▸ Listed records

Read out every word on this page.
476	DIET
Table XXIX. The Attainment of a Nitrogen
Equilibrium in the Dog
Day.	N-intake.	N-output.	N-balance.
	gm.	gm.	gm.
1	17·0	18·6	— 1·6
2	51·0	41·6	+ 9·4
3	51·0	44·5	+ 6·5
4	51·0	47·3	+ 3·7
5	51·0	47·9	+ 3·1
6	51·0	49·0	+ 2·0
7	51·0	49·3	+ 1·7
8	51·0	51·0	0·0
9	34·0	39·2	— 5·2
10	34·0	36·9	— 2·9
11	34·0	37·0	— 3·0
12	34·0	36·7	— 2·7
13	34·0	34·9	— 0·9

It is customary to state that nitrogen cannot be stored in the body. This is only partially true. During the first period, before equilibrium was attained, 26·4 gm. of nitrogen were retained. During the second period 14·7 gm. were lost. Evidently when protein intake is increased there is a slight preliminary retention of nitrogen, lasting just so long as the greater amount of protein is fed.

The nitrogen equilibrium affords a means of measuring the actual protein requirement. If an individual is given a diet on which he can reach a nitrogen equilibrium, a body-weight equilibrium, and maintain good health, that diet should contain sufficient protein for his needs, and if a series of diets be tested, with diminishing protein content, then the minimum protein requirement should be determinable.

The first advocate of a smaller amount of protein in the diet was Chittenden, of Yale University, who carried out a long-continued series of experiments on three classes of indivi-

▸ Work to be completed
Your answer should be the full set of records, printed exactly.

▸ Exercise result
Read out every word on this page.
476	DIET
Table XXIX. The Attainment of a Nitrogen
Equilibrium in the Dog
Day.	N-intake.	N-output.	N-balance.
	gm.	gm.	gm.
1	17·0	18·6	— 1·6
2	51·0	41·6	+ 9·4
3	51·0	44·5	+ 6·5
4	51·0	47·3	+ 3·7
5	51·0	47·9	+ 3·1
6	51·0	49·0	+ 2·0
7	51·0	49·3	+ 1·7
8	51·0	51·0	0·0
9	34·0	39·2	— 5·2
10	34·0	36·9	— 2·9
11	34·0	37·0	— 3·0
12	34·0	36·7	— 2·7
13	34·0	34·9	— 0·9

It is customary to state that nitrogen cannot be stored in the body. This is only partially true. During the first period, before equilibrium was attained, 26·4 gm. of nitrogen were retained. During the second period 14·7 gm. were lost. Evidently when protein intake is increased there is a slight preliminary retention of nitrogen, lasting just so long as the greater amount of protein is fed.

The nitrogen equilibrium affords a means of measuring the actual protein requirement. If an individual is given a diet on which he can reach a nitrogen equilibrium, a body-weight equilibrium, and maintain good health, that diet should contain sufficient protein for his needs, and if a series of diets be tested, with diminishing protein content, then the minimum protein requirement should be determinable.

The first advocate of a smaller amount of protein in the diet was Chittenden, of Yale University, who carried out a long-continued series of experiments on three classes of indivi-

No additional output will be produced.